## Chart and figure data
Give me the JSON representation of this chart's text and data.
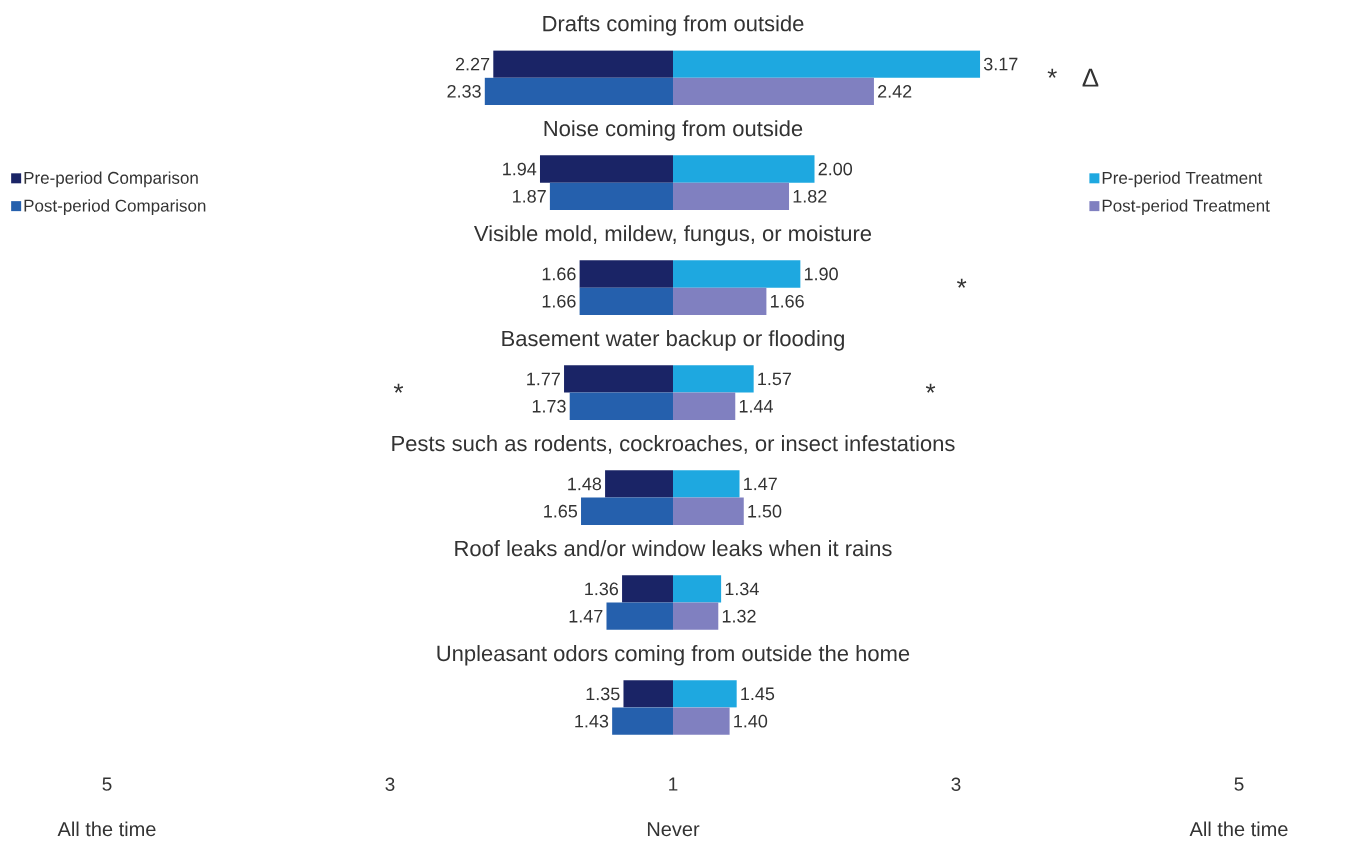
{
  "chart_data": [
    {
      "type": "bar",
      "orientation": "horizontal",
      "legend": "left",
      "categories": [
        "Drafts coming from outside",
        "Noise coming from outside",
        "Visible mold, mildew, fungus, or moisture",
        "Basement water backup or flooding",
        "Pests such as rodents, cockroaches, or insect infestations",
        "Roof leaks and/or window leaks when it rains",
        "Unpleasant odors coming from outside the home"
      ],
      "xlim": [
        5,
        1
      ],
      "xticks": [
        5,
        3,
        1
      ],
      "series": [
        {
          "name": "Pre-period Comparison",
          "color": "#1a2466",
          "values": [
            2.27,
            1.94,
            1.66,
            1.77,
            1.48,
            1.36,
            1.35
          ],
          "value_labels": [
            "2.27",
            "1.94",
            "1.66",
            "1.77",
            "1.48",
            "1.36",
            "1.35"
          ]
        },
        {
          "name": "Post-period Comparison",
          "color": "#2560ad",
          "values": [
            2.33,
            1.87,
            1.66,
            1.73,
            1.65,
            1.47,
            1.43
          ],
          "value_labels": [
            "2.33",
            "1.87",
            "1.66",
            "1.73",
            "1.65",
            "1.47",
            "1.43"
          ]
        }
      ],
      "annotations": [
        "*",
        "All the time",
        "Never"
      ]
    },
    {
      "type": "bar",
      "orientation": "horizontal",
      "legend": "right",
      "tick_labels": "x",
      "categories": [
        null,
        null,
        null,
        null,
        null,
        null,
        null
      ],
      "xlim": [
        1,
        5
      ],
      "xticks": [
        3,
        5
      ],
      "series": [
        {
          "name": "Pre-period Treatment",
          "color": "#1ea8e0",
          "values": [
            3.17,
            2.0,
            1.9,
            1.57,
            1.47,
            1.34,
            1.45
          ],
          "value_labels": [
            "3.17",
            "2.00",
            "1.90",
            "1.57",
            "1.47",
            "1.34",
            "1.45"
          ]
        },
        {
          "name": "Post-period Treatment",
          "color": "#8080c0",
          "values": [
            2.42,
            1.82,
            1.66,
            1.44,
            1.5,
            1.32,
            1.4
          ],
          "value_labels": [
            "2.42",
            "1.82",
            "1.66",
            "1.44",
            "1.50",
            "1.32",
            "1.40"
          ]
        }
      ],
      "annotations": [
        "*",
        "Δ",
        "*",
        "*",
        "All the time"
      ]
    }
  ]
}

## What is expected
Without including any picture, retype the entries exactly.

## Solution to this task
Give me the JSON representation of this chart's text and data.
{
  "chart_data": [
    {
      "type": "bar",
      "orientation": "horizontal",
      "legend": "left",
      "categories": [
        "Drafts coming from outside",
        "Noise coming from outside",
        "Visible mold, mildew, fungus, or moisture",
        "Basement water backup or flooding",
        "Pests such as rodents, cockroaches, or insect infestations",
        "Roof leaks and/or window leaks when it rains",
        "Unpleasant odors coming from outside the home"
      ],
      "xlim": [
        5,
        1
      ],
      "xticks": [
        5,
        3,
        1
      ],
      "series": [
        {
          "name": "Pre-period Comparison",
          "color": "#1a2466",
          "values": [
            2.27,
            1.94,
            1.66,
            1.77,
            1.48,
            1.36,
            1.35
          ],
          "value_labels": [
            "2.27",
            "1.94",
            "1.66",
            "1.77",
            "1.48",
            "1.36",
            "1.35"
          ]
        },
        {
          "name": "Post-period Comparison",
          "color": "#2560ad",
          "values": [
            2.33,
            1.87,
            1.66,
            1.73,
            1.65,
            1.47,
            1.43
          ],
          "value_labels": [
            "2.33",
            "1.87",
            "1.66",
            "1.73",
            "1.65",
            "1.47",
            "1.43"
          ]
        }
      ],
      "annotations": [
        "*",
        "All the time",
        "Never"
      ]
    },
    {
      "type": "bar",
      "orientation": "horizontal",
      "legend": "right",
      "tick_labels": "x",
      "categories": [
        null,
        null,
        null,
        null,
        null,
        null,
        null
      ],
      "xlim": [
        1,
        5
      ],
      "xticks": [
        3,
        5
      ],
      "series": [
        {
          "name": "Pre-period Treatment",
          "color": "#1ea8e0",
          "values": [
            3.17,
            2.0,
            1.9,
            1.57,
            1.47,
            1.34,
            1.45
          ],
          "value_labels": [
            "3.17",
            "2.00",
            "1.90",
            "1.57",
            "1.47",
            "1.34",
            "1.45"
          ]
        },
        {
          "name": "Post-period Treatment",
          "color": "#8080c0",
          "values": [
            2.42,
            1.82,
            1.66,
            1.44,
            1.5,
            1.32,
            1.4
          ],
          "value_labels": [
            "2.42",
            "1.82",
            "1.66",
            "1.44",
            "1.50",
            "1.32",
            "1.40"
          ]
        }
      ],
      "annotations": [
        "*",
        "Δ",
        "*",
        "*",
        "All the time"
      ]
    }
  ]
}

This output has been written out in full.